**RECORDS FOR THIS TASK**

* * *

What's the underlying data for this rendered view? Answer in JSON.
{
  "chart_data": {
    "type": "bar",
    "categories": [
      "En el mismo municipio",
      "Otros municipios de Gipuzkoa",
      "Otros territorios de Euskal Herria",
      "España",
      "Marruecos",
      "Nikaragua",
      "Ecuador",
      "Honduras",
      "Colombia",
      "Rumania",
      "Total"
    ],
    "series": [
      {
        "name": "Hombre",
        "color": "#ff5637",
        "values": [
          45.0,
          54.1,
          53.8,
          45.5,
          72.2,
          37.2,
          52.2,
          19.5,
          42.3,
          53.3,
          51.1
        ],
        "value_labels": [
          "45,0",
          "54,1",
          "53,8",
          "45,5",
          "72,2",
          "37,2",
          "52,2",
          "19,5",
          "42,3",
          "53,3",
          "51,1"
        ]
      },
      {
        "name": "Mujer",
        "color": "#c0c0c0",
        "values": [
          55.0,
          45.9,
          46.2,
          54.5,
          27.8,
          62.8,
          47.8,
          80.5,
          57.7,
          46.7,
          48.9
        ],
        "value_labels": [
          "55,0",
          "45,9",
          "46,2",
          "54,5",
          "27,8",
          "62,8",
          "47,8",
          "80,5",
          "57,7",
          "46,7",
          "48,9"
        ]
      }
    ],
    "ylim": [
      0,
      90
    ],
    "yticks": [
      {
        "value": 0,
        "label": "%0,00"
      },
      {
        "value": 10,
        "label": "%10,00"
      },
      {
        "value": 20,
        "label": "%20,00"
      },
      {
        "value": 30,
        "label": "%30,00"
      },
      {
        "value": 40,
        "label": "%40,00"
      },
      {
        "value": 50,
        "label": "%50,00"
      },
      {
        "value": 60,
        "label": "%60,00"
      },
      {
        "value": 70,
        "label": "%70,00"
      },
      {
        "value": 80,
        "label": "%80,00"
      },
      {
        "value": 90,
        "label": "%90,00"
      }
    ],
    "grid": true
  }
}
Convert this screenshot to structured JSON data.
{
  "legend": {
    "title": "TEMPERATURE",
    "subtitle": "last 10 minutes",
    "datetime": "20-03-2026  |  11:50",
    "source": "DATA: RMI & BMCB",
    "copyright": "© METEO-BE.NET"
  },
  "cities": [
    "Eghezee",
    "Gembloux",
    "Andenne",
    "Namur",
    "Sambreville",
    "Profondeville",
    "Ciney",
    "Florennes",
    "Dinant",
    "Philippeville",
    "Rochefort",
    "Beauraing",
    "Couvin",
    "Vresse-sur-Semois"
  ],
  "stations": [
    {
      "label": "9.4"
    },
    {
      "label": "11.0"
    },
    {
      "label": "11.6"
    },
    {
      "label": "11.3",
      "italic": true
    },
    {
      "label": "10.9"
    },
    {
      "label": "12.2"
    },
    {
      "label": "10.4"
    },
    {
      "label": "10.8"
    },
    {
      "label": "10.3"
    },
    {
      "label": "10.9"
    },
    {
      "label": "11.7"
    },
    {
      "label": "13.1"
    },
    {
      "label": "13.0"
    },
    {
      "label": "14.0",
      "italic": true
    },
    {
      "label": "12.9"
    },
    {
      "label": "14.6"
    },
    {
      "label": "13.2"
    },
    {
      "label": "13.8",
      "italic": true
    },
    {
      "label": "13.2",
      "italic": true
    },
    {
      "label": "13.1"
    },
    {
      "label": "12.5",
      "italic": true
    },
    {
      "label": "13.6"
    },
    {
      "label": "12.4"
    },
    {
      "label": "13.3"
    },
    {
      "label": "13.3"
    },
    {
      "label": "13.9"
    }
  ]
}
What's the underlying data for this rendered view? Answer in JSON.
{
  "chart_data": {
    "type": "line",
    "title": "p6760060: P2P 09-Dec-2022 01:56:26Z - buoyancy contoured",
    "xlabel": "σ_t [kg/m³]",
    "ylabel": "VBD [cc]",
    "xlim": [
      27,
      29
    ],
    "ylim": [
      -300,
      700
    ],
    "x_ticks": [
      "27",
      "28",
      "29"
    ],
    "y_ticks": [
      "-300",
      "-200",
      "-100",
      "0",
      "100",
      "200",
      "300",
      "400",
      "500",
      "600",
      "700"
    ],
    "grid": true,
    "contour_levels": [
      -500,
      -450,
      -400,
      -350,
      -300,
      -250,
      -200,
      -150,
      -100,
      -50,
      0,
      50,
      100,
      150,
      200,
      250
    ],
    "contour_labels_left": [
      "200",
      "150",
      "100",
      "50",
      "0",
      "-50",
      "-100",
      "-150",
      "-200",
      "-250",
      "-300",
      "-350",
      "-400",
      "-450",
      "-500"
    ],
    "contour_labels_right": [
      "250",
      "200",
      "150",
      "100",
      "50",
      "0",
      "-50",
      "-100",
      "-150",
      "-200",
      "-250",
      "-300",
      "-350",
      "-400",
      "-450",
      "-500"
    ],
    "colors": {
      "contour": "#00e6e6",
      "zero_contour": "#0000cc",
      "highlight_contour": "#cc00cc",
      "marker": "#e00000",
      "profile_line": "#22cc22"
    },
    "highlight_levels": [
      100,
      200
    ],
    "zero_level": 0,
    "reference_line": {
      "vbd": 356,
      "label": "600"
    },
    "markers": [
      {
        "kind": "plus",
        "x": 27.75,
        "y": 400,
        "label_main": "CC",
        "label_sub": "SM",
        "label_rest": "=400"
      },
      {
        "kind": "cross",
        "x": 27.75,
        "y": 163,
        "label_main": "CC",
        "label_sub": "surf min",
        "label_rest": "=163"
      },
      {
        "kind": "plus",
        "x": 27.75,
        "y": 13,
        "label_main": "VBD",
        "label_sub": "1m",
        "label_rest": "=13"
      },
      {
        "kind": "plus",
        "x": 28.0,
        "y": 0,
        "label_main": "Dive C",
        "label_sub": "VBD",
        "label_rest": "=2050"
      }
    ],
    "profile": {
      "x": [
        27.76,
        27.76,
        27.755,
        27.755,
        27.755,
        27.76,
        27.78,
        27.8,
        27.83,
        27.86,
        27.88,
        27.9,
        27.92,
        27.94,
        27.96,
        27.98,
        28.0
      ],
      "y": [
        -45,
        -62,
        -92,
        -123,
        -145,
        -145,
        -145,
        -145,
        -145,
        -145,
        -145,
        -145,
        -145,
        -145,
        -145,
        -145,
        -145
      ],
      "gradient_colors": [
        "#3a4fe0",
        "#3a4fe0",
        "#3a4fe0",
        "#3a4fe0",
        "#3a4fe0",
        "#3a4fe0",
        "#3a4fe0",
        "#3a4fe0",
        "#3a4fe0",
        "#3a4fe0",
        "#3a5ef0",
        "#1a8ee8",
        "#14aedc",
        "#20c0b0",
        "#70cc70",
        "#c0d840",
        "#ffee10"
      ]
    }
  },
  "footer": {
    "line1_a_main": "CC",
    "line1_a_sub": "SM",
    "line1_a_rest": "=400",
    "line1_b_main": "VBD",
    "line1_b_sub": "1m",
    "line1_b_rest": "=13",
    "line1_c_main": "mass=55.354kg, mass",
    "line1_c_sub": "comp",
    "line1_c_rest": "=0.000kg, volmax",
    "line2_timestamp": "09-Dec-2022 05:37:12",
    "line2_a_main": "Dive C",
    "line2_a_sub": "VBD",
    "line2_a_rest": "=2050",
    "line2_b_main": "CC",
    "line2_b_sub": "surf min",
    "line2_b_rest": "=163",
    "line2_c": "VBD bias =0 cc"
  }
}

* * *

**DESCRIPTION OF THE TASK**
Would you reproduce the material above in full, exactly as given?

**SOLUTION BELOW**
What's the underlying data for this rendered view? Answer in JSON.
{
  "chart_data": {
    "type": "bar",
    "categories": [
      "En el mismo municipio",
      "Otros municipios de Gipuzkoa",
      "Otros territorios de Euskal Herria",
      "España",
      "Marruecos",
      "Nikaragua",
      "Ecuador",
      "Honduras",
      "Colombia",
      "Rumania",
      "Total"
    ],
    "series": [
      {
        "name": "Hombre",
        "color": "#ff5637",
        "values": [
          45.0,
          54.1,
          53.8,
          45.5,
          72.2,
          37.2,
          52.2,
          19.5,
          42.3,
          53.3,
          51.1
        ],
        "value_labels": [
          "45,0",
          "54,1",
          "53,8",
          "45,5",
          "72,2",
          "37,2",
          "52,2",
          "19,5",
          "42,3",
          "53,3",
          "51,1"
        ]
      },
      {
        "name": "Mujer",
        "color": "#c0c0c0",
        "values": [
          55.0,
          45.9,
          46.2,
          54.5,
          27.8,
          62.8,
          47.8,
          80.5,
          57.7,
          46.7,
          48.9
        ],
        "value_labels": [
          "55,0",
          "45,9",
          "46,2",
          "54,5",
          "27,8",
          "62,8",
          "47,8",
          "80,5",
          "57,7",
          "46,7",
          "48,9"
        ]
      }
    ],
    "ylim": [
      0,
      90
    ],
    "yticks": [
      {
        "value": 0,
        "label": "%0,00"
      },
      {
        "value": 10,
        "label": "%10,00"
      },
      {
        "value": 20,
        "label": "%20,00"
      },
      {
        "value": 30,
        "label": "%30,00"
      },
      {
        "value": 40,
        "label": "%40,00"
      },
      {
        "value": 50,
        "label": "%50,00"
      },
      {
        "value": 60,
        "label": "%60,00"
      },
      {
        "value": 70,
        "label": "%70,00"
      },
      {
        "value": 80,
        "label": "%80,00"
      },
      {
        "value": 90,
        "label": "%90,00"
      }
    ],
    "grid": true
  }
}
Convert this screenshot to structured JSON data.
{
  "legend": {
    "title": "TEMPERATURE",
    "subtitle": "last 10 minutes",
    "datetime": "20-03-2026  |  11:50",
    "source": "DATA: RMI & BMCB",
    "copyright": "© METEO-BE.NET"
  },
  "cities": [
    "Eghezee",
    "Gembloux",
    "Andenne",
    "Namur",
    "Sambreville",
    "Profondeville",
    "Ciney",
    "Florennes",
    "Dinant",
    "Philippeville",
    "Rochefort",
    "Beauraing",
    "Couvin",
    "Vresse-sur-Semois"
  ],
  "stations": [
    {
      "label": "9.4"
    },
    {
      "label": "11.0"
    },
    {
      "label": "11.6"
    },
    {
      "label": "11.3",
      "italic": true
    },
    {
      "label": "10.9"
    },
    {
      "label": "12.2"
    },
    {
      "label": "10.4"
    },
    {
      "label": "10.8"
    },
    {
      "label": "10.3"
    },
    {
      "label": "10.9"
    },
    {
      "label": "11.7"
    },
    {
      "label": "13.1"
    },
    {
      "label": "13.0"
    },
    {
      "label": "14.0",
      "italic": true
    },
    {
      "label": "12.9"
    },
    {
      "label": "14.6"
    },
    {
      "label": "13.2"
    },
    {
      "label": "13.8",
      "italic": true
    },
    {
      "label": "13.2",
      "italic": true
    },
    {
      "label": "13.1"
    },
    {
      "label": "12.5",
      "italic": true
    },
    {
      "label": "13.6"
    },
    {
      "label": "12.4"
    },
    {
      "label": "13.3"
    },
    {
      "label": "13.3"
    },
    {
      "label": "13.9"
    }
  ]
}
What's the underlying data for this rendered view? Answer in JSON.
{
  "chart_data": {
    "type": "line",
    "title": "p6760060: P2P 09-Dec-2022 01:56:26Z - buoyancy contoured",
    "xlabel": "σ_t [kg/m³]",
    "ylabel": "VBD [cc]",
    "xlim": [
      27,
      29
    ],
    "ylim": [
      -300,
      700
    ],
    "x_ticks": [
      "27",
      "28",
      "29"
    ],
    "y_ticks": [
      "-300",
      "-200",
      "-100",
      "0",
      "100",
      "200",
      "300",
      "400",
      "500",
      "600",
      "700"
    ],
    "grid": true,
    "contour_levels": [
      -500,
      -450,
      -400,
      -350,
      -300,
      -250,
      -200,
      -150,
      -100,
      -50,
      0,
      50,
      100,
      150,
      200,
      250
    ],
    "contour_labels_left": [
      "200",
      "150",
      "100",
      "50",
      "0",
      "-50",
      "-100",
      "-150",
      "-200",
      "-250",
      "-300",
      "-350",
      "-400",
      "-450",
      "-500"
    ],
    "contour_labels_right": [
      "250",
      "200",
      "150",
      "100",
      "50",
      "0",
      "-50",
      "-100",
      "-150",
      "-200",
      "-250",
      "-300",
      "-350",
      "-400",
      "-450",
      "-500"
    ],
    "colors": {
      "contour": "#00e6e6",
      "zero_contour": "#0000cc",
      "highlight_contour": "#cc00cc",
      "marker": "#e00000",
      "profile_line": "#22cc22"
    },
    "highlight_levels": [
      100,
      200
    ],
    "zero_level": 0,
    "reference_line": {
      "vbd": 356,
      "label": "600"
    },
    "markers": [
      {
        "kind": "plus",
        "x": 27.75,
        "y": 400,
        "label_main": "CC",
        "label_sub": "SM",
        "label_rest": "=400"
      },
      {
        "kind": "cross",
        "x": 27.75,
        "y": 163,
        "label_main": "CC",
        "label_sub": "surf min",
        "label_rest": "=163"
      },
      {
        "kind": "plus",
        "x": 27.75,
        "y": 13,
        "label_main": "VBD",
        "label_sub": "1m",
        "label_rest": "=13"
      },
      {
        "kind": "plus",
        "x": 28.0,
        "y": 0,
        "label_main": "Dive C",
        "label_sub": "VBD",
        "label_rest": "=2050"
      }
    ],
    "profile": {
      "x": [
        27.76,
        27.76,
        27.755,
        27.755,
        27.755,
        27.76,
        27.78,
        27.8,
        27.83,
        27.86,
        27.88,
        27.9,
        27.92,
        27.94,
        27.96,
        27.98,
        28.0
      ],
      "y": [
        -45,
        -62,
        -92,
        -123,
        -145,
        -145,
        -145,
        -145,
        -145,
        -145,
        -145,
        -145,
        -145,
        -145,
        -145,
        -145,
        -145
      ],
      "gradient_colors": [
        "#3a4fe0",
        "#3a4fe0",
        "#3a4fe0",
        "#3a4fe0",
        "#3a4fe0",
        "#3a4fe0",
        "#3a4fe0",
        "#3a4fe0",
        "#3a4fe0",
        "#3a4fe0",
        "#3a5ef0",
        "#1a8ee8",
        "#14aedc",
        "#20c0b0",
        "#70cc70",
        "#c0d840",
        "#ffee10"
      ]
    }
  },
  "footer": {
    "line1_a_main": "CC",
    "line1_a_sub": "SM",
    "line1_a_rest": "=400",
    "line1_b_main": "VBD",
    "line1_b_sub": "1m",
    "line1_b_rest": "=13",
    "line1_c_main": "mass=55.354kg, mass",
    "line1_c_sub": "comp",
    "line1_c_rest": "=0.000kg, volmax",
    "line2_timestamp": "09-Dec-2022 05:37:12",
    "line2_a_main": "Dive C",
    "line2_a_sub": "VBD",
    "line2_a_rest": "=2050",
    "line2_b_main": "CC",
    "line2_b_sub": "surf min",
    "line2_b_rest": "=163",
    "line2_c": "VBD bias =0 cc"
  }
}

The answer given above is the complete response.